:: STATED GOAL ::
Search the records for the word "bestemte" and pick out every line that has it.
— begin INPUT ROWS —
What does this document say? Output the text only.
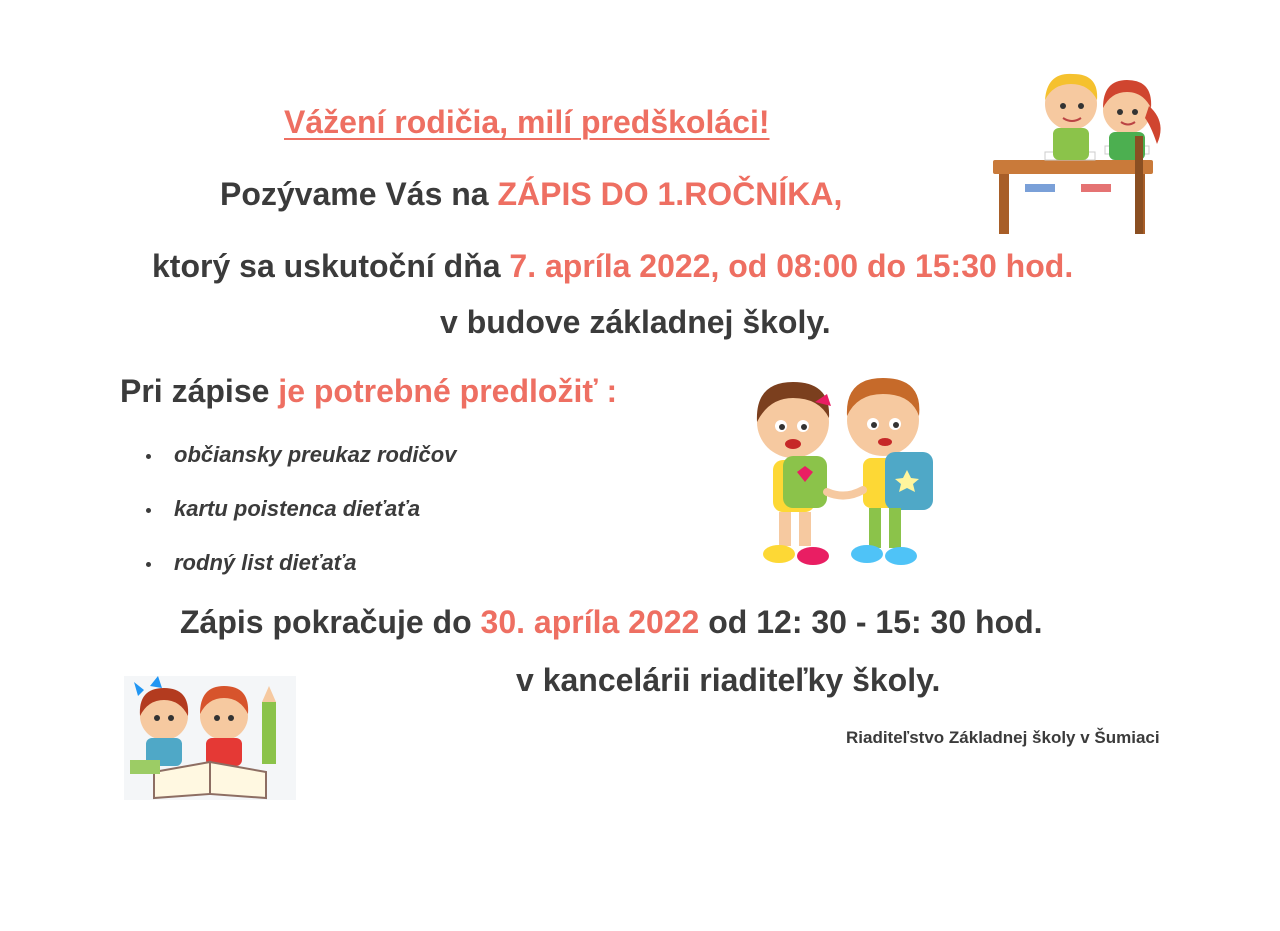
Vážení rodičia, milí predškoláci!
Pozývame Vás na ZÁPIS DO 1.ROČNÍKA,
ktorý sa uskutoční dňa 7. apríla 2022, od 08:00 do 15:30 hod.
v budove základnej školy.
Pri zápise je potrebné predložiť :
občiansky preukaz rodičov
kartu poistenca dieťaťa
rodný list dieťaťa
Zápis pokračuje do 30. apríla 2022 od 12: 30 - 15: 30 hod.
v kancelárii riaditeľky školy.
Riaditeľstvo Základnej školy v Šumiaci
— end INPUT ROWS —
— begin INPUT ROWS —
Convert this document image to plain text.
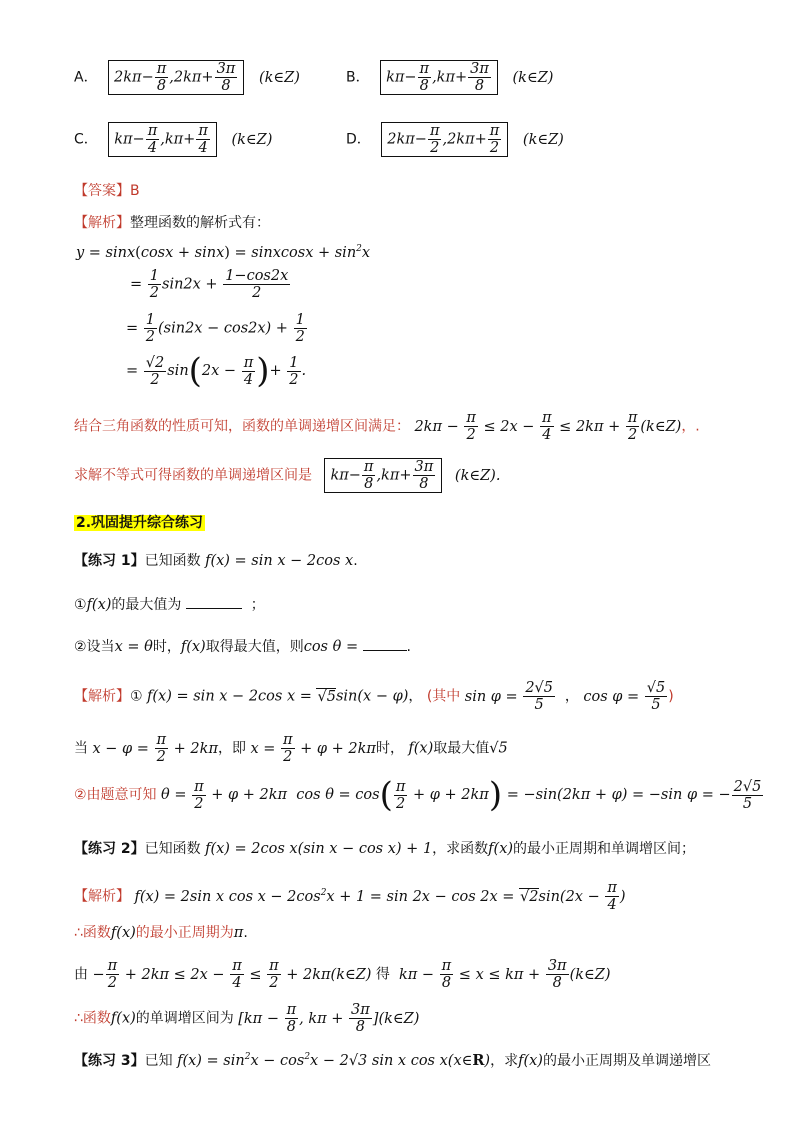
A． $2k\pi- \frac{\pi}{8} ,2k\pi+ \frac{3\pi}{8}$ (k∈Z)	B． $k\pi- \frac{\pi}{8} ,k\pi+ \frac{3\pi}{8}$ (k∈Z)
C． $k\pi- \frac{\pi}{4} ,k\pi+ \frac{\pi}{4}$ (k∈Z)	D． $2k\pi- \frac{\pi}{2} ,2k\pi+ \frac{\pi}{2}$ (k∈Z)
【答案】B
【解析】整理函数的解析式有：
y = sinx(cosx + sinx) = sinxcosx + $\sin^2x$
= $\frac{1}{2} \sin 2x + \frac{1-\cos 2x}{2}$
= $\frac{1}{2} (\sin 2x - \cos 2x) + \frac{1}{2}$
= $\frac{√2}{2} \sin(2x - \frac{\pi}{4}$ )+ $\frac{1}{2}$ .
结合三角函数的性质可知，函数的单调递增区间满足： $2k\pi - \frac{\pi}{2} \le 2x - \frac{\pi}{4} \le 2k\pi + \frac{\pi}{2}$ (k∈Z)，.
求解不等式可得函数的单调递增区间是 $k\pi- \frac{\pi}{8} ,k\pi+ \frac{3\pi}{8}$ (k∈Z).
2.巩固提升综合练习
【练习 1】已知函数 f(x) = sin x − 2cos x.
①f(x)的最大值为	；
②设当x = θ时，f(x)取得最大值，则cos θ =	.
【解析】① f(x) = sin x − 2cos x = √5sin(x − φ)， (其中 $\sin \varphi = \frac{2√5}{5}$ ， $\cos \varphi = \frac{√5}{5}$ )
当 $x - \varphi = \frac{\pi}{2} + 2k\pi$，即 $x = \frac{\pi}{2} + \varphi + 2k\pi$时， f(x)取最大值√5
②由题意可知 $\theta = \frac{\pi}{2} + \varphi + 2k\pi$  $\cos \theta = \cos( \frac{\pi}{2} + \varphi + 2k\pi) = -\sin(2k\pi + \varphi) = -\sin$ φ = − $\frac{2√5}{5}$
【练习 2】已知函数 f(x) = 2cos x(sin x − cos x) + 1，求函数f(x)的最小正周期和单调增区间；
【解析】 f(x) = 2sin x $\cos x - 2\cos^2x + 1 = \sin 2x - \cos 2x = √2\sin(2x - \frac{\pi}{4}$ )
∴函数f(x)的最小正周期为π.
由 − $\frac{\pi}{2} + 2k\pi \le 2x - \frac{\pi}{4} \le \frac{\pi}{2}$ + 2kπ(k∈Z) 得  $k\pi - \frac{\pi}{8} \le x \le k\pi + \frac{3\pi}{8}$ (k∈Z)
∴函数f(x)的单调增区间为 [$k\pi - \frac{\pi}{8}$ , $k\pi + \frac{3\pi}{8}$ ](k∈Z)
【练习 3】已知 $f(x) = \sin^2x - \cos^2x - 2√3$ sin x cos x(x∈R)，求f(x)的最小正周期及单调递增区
— end INPUT ROWS —
— begin INPUT ROWS —
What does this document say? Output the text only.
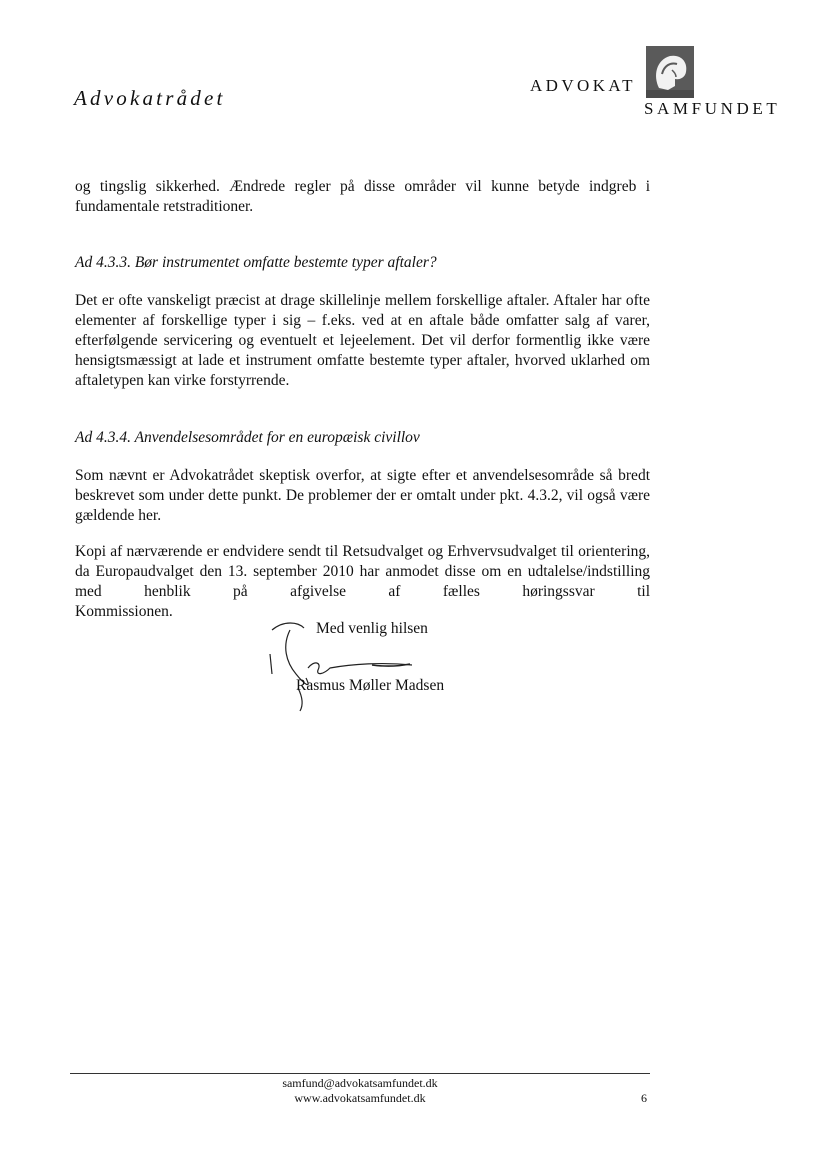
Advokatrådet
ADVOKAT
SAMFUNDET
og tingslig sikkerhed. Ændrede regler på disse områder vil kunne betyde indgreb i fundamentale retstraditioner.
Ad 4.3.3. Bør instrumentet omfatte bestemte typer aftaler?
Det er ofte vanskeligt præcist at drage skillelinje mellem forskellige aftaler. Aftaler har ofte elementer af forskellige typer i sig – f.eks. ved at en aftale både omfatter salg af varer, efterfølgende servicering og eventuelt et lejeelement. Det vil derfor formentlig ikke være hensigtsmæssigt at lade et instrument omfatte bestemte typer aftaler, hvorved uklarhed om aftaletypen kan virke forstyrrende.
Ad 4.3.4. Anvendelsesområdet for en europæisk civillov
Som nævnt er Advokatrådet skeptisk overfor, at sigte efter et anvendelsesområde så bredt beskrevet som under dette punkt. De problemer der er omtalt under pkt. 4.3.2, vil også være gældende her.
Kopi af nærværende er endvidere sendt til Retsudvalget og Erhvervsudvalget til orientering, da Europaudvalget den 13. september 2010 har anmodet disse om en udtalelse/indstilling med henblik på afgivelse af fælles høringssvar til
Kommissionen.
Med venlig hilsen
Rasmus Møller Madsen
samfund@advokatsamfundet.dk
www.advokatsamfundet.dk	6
— end INPUT ROWS —
:: SOLUTION TO THIS EXERCISE ::
Ad 4.3.3. Bør instrumentet omfatte bestemte typer aftaler?
Det er ofte vanskeligt præcist at drage skillelinje mellem forskellige aftaler. Aftaler har ofte elementer af forskellige typer i sig – f.eks. ved at en aftale både omfatter salg af varer, efterfølgende servicering og eventuelt et lejeelement. Det vil derfor formentlig ikke være hensigtsmæssigt at lade et instrument omfatte bestemte typer aftaler, hvorved uklarhed om aftaletypen kan virke forstyrrende.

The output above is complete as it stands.